# [WORK INSTRUCTIONS]
In the records below, find each line containing the word "unity" and copy it.

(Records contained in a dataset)
┄┄┄┄┄┄
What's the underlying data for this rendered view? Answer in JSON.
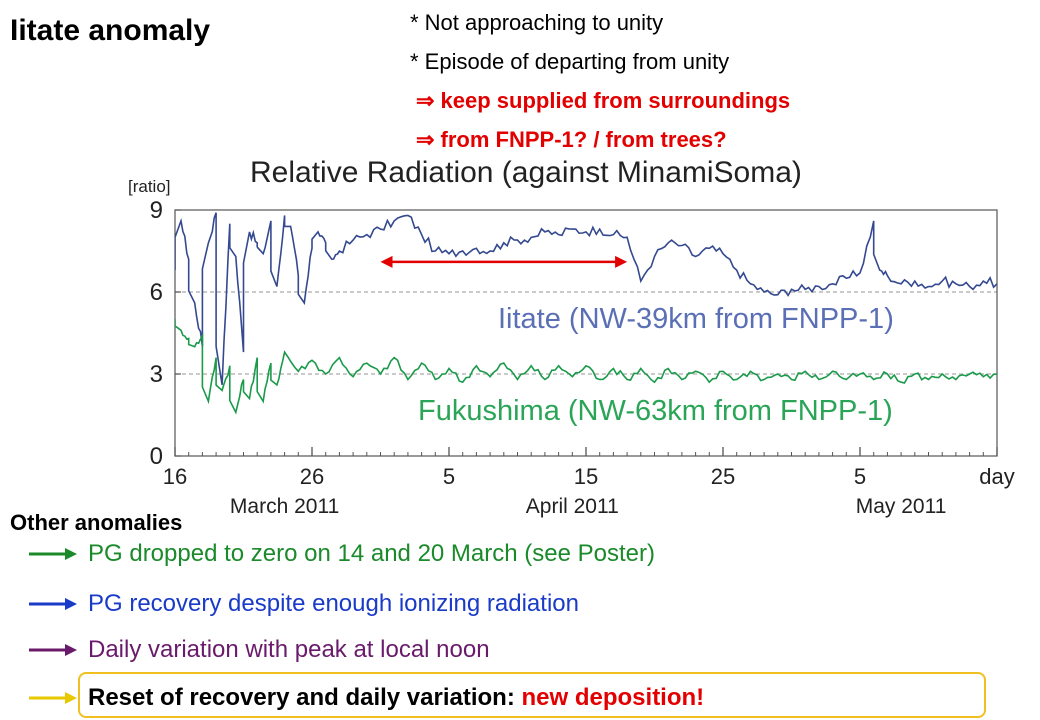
{
  "slide": {
    "title": "Iitate anomaly",
    "notes": [
      {
        "text": "* Not approaching to unity"
      },
      {
        "text": "* Episode of departing from unity"
      },
      {
        "text": "⇒ keep supplied from surroundings"
      },
      {
        "text": "⇒ from FNPP-1? / from trees?"
      }
    ],
    "accent_color": "#e30000"
  },
  "chart_data": {
    "type": "line",
    "title": "Relative Radiation (against MinamiSoma)",
    "ylabel": "[ratio]",
    "xlabel": "day",
    "ylim": [
      0,
      9
    ],
    "yticks": [
      0,
      3,
      6,
      9
    ],
    "xlim": [
      "2011-03-16",
      "2011-05-15"
    ],
    "x_ticks": [
      {
        "label": "16",
        "date": "2011-03-16"
      },
      {
        "label": "26",
        "date": "2011-03-26"
      },
      {
        "label": "5",
        "date": "2011-04-05"
      },
      {
        "label": "15",
        "date": "2011-04-15"
      },
      {
        "label": "25",
        "date": "2011-04-25"
      },
      {
        "label": "5",
        "date": "2011-05-05"
      },
      {
        "label": "day",
        "date": "2011-05-15"
      }
    ],
    "month_labels": [
      {
        "label": "March 2011",
        "date": "2011-03-24"
      },
      {
        "label": "April 2011",
        "date": "2011-04-14"
      },
      {
        "label": "May 2011",
        "date": "2011-05-08"
      }
    ],
    "reference_lines": [
      3,
      6
    ],
    "grid": false,
    "legend": "inline labels",
    "annotation": {
      "type": "double-arrow",
      "from": "2011-03-31",
      "to": "2011-04-18",
      "y": 7.1,
      "color": "#e30000"
    },
    "series": [
      {
        "name": "Iitate (NW-39km from FNPP-1)",
        "color": "#34498f",
        "points": [
          [
            "2011-03-16",
            6.8
          ],
          [
            "2011-03-16",
            8.6
          ],
          [
            "2011-03-17",
            7.2
          ],
          [
            "2011-03-17",
            5.6
          ],
          [
            "2011-03-18",
            4.0
          ],
          [
            "2011-03-18",
            7.8
          ],
          [
            "2011-03-19",
            8.9
          ],
          [
            "2011-03-19",
            2.6
          ],
          [
            "2011-03-20",
            8.5
          ],
          [
            "2011-03-20",
            7.3
          ],
          [
            "2011-03-21",
            3.8
          ],
          [
            "2011-03-21",
            8.2
          ],
          [
            "2011-03-22",
            7.8
          ],
          [
            "2011-03-22",
            7.4
          ],
          [
            "2011-03-23",
            8.6
          ],
          [
            "2011-03-23",
            6.2
          ],
          [
            "2011-03-24",
            8.8
          ],
          [
            "2011-03-24",
            8.4
          ],
          [
            "2011-03-25",
            6.6
          ],
          [
            "2011-03-25",
            5.6
          ],
          [
            "2011-03-26",
            7.6
          ],
          [
            "2011-03-26",
            8.2
          ],
          [
            "2011-03-27",
            7.8
          ],
          [
            "2011-03-27",
            7.2
          ],
          [
            "2011-03-28",
            7.5
          ],
          [
            "2011-03-29",
            7.9
          ],
          [
            "2011-03-30",
            8.1
          ],
          [
            "2011-03-31",
            8.3
          ],
          [
            "2011-04-01",
            8.6
          ],
          [
            "2011-04-02",
            8.8
          ],
          [
            "2011-04-03",
            8.1
          ],
          [
            "2011-04-04",
            7.5
          ],
          [
            "2011-04-05",
            7.4
          ],
          [
            "2011-04-06",
            7.5
          ],
          [
            "2011-04-07",
            7.6
          ],
          [
            "2011-04-08",
            7.5
          ],
          [
            "2011-04-09",
            7.8
          ],
          [
            "2011-04-10",
            7.9
          ],
          [
            "2011-04-11",
            8.0
          ],
          [
            "2011-04-12",
            8.2
          ],
          [
            "2011-04-13",
            8.1
          ],
          [
            "2011-04-14",
            8.3
          ],
          [
            "2011-04-15",
            8.2
          ],
          [
            "2011-04-16",
            8.3
          ],
          [
            "2011-04-17",
            8.1
          ],
          [
            "2011-04-18",
            8.0
          ],
          [
            "2011-04-19",
            6.4
          ],
          [
            "2011-04-20",
            7.3
          ],
          [
            "2011-04-21",
            7.8
          ],
          [
            "2011-04-22",
            7.7
          ],
          [
            "2011-04-23",
            7.3
          ],
          [
            "2011-04-24",
            7.6
          ],
          [
            "2011-04-25",
            7.4
          ],
          [
            "2011-04-26",
            6.8
          ],
          [
            "2011-04-27",
            6.3
          ],
          [
            "2011-04-28",
            6.0
          ],
          [
            "2011-04-29",
            5.9
          ],
          [
            "2011-04-30",
            6.1
          ],
          [
            "2011-05-01",
            6.1
          ],
          [
            "2011-05-02",
            6.2
          ],
          [
            "2011-05-03",
            6.3
          ],
          [
            "2011-05-04",
            6.5
          ],
          [
            "2011-05-05",
            6.7
          ],
          [
            "2011-05-06",
            8.6
          ],
          [
            "2011-05-06",
            6.8
          ],
          [
            "2011-05-07",
            6.6
          ],
          [
            "2011-05-08",
            6.3
          ],
          [
            "2011-05-09",
            6.4
          ],
          [
            "2011-05-10",
            6.2
          ],
          [
            "2011-05-11",
            6.4
          ],
          [
            "2011-05-12",
            6.3
          ],
          [
            "2011-05-13",
            6.2
          ],
          [
            "2011-05-14",
            6.4
          ],
          [
            "2011-05-15",
            6.3
          ]
        ]
      },
      {
        "name": "Fukushima (NW-63km from FNPP-1)",
        "color": "#1a9a4a",
        "points": [
          [
            "2011-03-16",
            5.0
          ],
          [
            "2011-03-16",
            4.6
          ],
          [
            "2011-03-17",
            4.3
          ],
          [
            "2011-03-17",
            4.0
          ],
          [
            "2011-03-18",
            4.4
          ],
          [
            "2011-03-18",
            2.0
          ],
          [
            "2011-03-19",
            3.6
          ],
          [
            "2011-03-19",
            2.4
          ],
          [
            "2011-03-20",
            3.3
          ],
          [
            "2011-03-20",
            1.6
          ],
          [
            "2011-03-21",
            2.8
          ],
          [
            "2011-03-21",
            2.1
          ],
          [
            "2011-03-22",
            3.6
          ],
          [
            "2011-03-22",
            2.0
          ],
          [
            "2011-03-23",
            3.4
          ],
          [
            "2011-03-23",
            2.6
          ],
          [
            "2011-03-24",
            3.8
          ],
          [
            "2011-03-25",
            3.1
          ],
          [
            "2011-03-26",
            3.5
          ],
          [
            "2011-03-27",
            3.0
          ],
          [
            "2011-03-28",
            3.6
          ],
          [
            "2011-03-29",
            2.9
          ],
          [
            "2011-03-30",
            3.4
          ],
          [
            "2011-03-31",
            3.0
          ],
          [
            "2011-04-01",
            3.6
          ],
          [
            "2011-04-02",
            2.8
          ],
          [
            "2011-04-03",
            3.4
          ],
          [
            "2011-04-04",
            2.8
          ],
          [
            "2011-04-05",
            3.2
          ],
          [
            "2011-04-06",
            2.7
          ],
          [
            "2011-04-07",
            3.3
          ],
          [
            "2011-04-08",
            2.9
          ],
          [
            "2011-04-09",
            3.4
          ],
          [
            "2011-04-10",
            2.8
          ],
          [
            "2011-04-11",
            3.3
          ],
          [
            "2011-04-12",
            2.8
          ],
          [
            "2011-04-13",
            3.3
          ],
          [
            "2011-04-14",
            2.9
          ],
          [
            "2011-04-15",
            3.3
          ],
          [
            "2011-04-16",
            2.8
          ],
          [
            "2011-04-17",
            3.2
          ],
          [
            "2011-04-18",
            2.8
          ],
          [
            "2011-04-19",
            3.2
          ],
          [
            "2011-04-20",
            2.7
          ],
          [
            "2011-04-21",
            3.2
          ],
          [
            "2011-04-22",
            2.8
          ],
          [
            "2011-04-23",
            3.1
          ],
          [
            "2011-04-24",
            2.7
          ],
          [
            "2011-04-25",
            3.1
          ],
          [
            "2011-04-26",
            2.8
          ],
          [
            "2011-04-27",
            3.1
          ],
          [
            "2011-04-28",
            2.8
          ],
          [
            "2011-04-29",
            3.0
          ],
          [
            "2011-04-30",
            2.8
          ],
          [
            "2011-05-01",
            3.1
          ],
          [
            "2011-05-02",
            2.8
          ],
          [
            "2011-05-03",
            3.1
          ],
          [
            "2011-05-04",
            2.8
          ],
          [
            "2011-05-05",
            3.0
          ],
          [
            "2011-05-06",
            2.8
          ],
          [
            "2011-05-07",
            3.0
          ],
          [
            "2011-05-08",
            2.7
          ],
          [
            "2011-05-09",
            3.0
          ],
          [
            "2011-05-10",
            2.8
          ],
          [
            "2011-05-11",
            3.0
          ],
          [
            "2011-05-12",
            2.8
          ],
          [
            "2011-05-13",
            3.0
          ],
          [
            "2011-05-14",
            2.9
          ],
          [
            "2011-05-15",
            3.0
          ]
        ]
      }
    ]
  },
  "other_anomalies": {
    "title": "Other anomalies",
    "items": [
      {
        "text": "PG dropped to zero on 14 and 20 March (see Poster)",
        "color": "#1a8a2a",
        "arrow_color": "#1a8a2a"
      },
      {
        "text": "PG recovery despite enough ionizing radiation",
        "color": "#1a3ac8",
        "arrow_color": "#1a3ac8"
      },
      {
        "text": "Daily variation with peak at local noon",
        "color": "#6a1a6a",
        "arrow_color": "#6a1a6a"
      },
      {
        "text_main": "Reset of recovery and daily variation: ",
        "text_emphasis": "new deposition!",
        "color": "#000000",
        "emphasis_color": "#e30000",
        "arrow_color": "#e8c800",
        "box_color": "#f0c020"
      }
    ]
  }
}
┄┄┄┄┄┄
# [WRITTEN RESPONSE]
        "text": "* Not approaching to unity"
        "text": "* Episode of departing from unity"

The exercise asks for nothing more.